- Written exercise: Can you rewrite the lines below so that each "grid-spoke" becomes "radial-line", with nothing else altered?

::::

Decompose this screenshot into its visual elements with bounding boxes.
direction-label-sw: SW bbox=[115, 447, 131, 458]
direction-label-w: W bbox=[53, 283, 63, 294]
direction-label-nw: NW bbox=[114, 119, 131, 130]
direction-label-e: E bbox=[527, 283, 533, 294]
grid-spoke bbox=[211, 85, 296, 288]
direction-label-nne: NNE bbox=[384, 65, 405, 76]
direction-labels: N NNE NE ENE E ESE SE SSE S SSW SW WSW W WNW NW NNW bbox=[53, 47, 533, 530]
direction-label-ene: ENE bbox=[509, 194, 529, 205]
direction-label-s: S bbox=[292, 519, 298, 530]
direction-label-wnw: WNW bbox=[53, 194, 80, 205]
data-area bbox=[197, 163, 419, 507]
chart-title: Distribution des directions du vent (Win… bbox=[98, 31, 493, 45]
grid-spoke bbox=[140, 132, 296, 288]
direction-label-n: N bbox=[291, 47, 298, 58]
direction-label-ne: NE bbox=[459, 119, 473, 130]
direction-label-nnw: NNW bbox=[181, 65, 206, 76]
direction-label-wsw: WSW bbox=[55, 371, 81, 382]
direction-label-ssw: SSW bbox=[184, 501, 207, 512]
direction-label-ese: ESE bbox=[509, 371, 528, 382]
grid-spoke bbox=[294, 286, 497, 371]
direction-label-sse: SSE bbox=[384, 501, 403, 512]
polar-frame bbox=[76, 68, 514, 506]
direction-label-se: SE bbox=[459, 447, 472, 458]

::::

- Written response:
Decompose this screenshot into its visual elements with bounding boxes.
direction-label-sw: SW bbox=[115, 447, 131, 458]
direction-label-w: W bbox=[53, 283, 63, 294]
direction-label-nw: NW bbox=[114, 119, 131, 130]
direction-label-e: E bbox=[527, 283, 533, 294]
radial-line bbox=[211, 85, 296, 288]
direction-label-nne: NNE bbox=[384, 65, 405, 76]
direction-labels: N NNE NE ENE E ESE SE SSE S SSW SW WSW W WNW NW NNW bbox=[53, 47, 533, 530]
direction-label-ene: ENE bbox=[509, 194, 529, 205]
direction-label-s: S bbox=[292, 519, 298, 530]
direction-label-wnw: WNW bbox=[53, 194, 80, 205]
data-area bbox=[197, 163, 419, 507]
chart-title: Distribution des directions du vent (Win… bbox=[98, 31, 493, 45]
radial-line bbox=[140, 132, 296, 288]
direction-label-n: N bbox=[291, 47, 298, 58]
direction-label-ne: NE bbox=[459, 119, 473, 130]
direction-label-nnw: NNW bbox=[181, 65, 206, 76]
direction-label-wsw: WSW bbox=[55, 371, 81, 382]
direction-label-ssw: SSW bbox=[184, 501, 207, 512]
direction-label-ese: ESE bbox=[509, 371, 528, 382]
radial-line bbox=[294, 286, 497, 371]
direction-label-sse: SSE bbox=[384, 501, 403, 512]
polar-frame bbox=[76, 68, 514, 506]
direction-label-se: SE bbox=[459, 447, 472, 458]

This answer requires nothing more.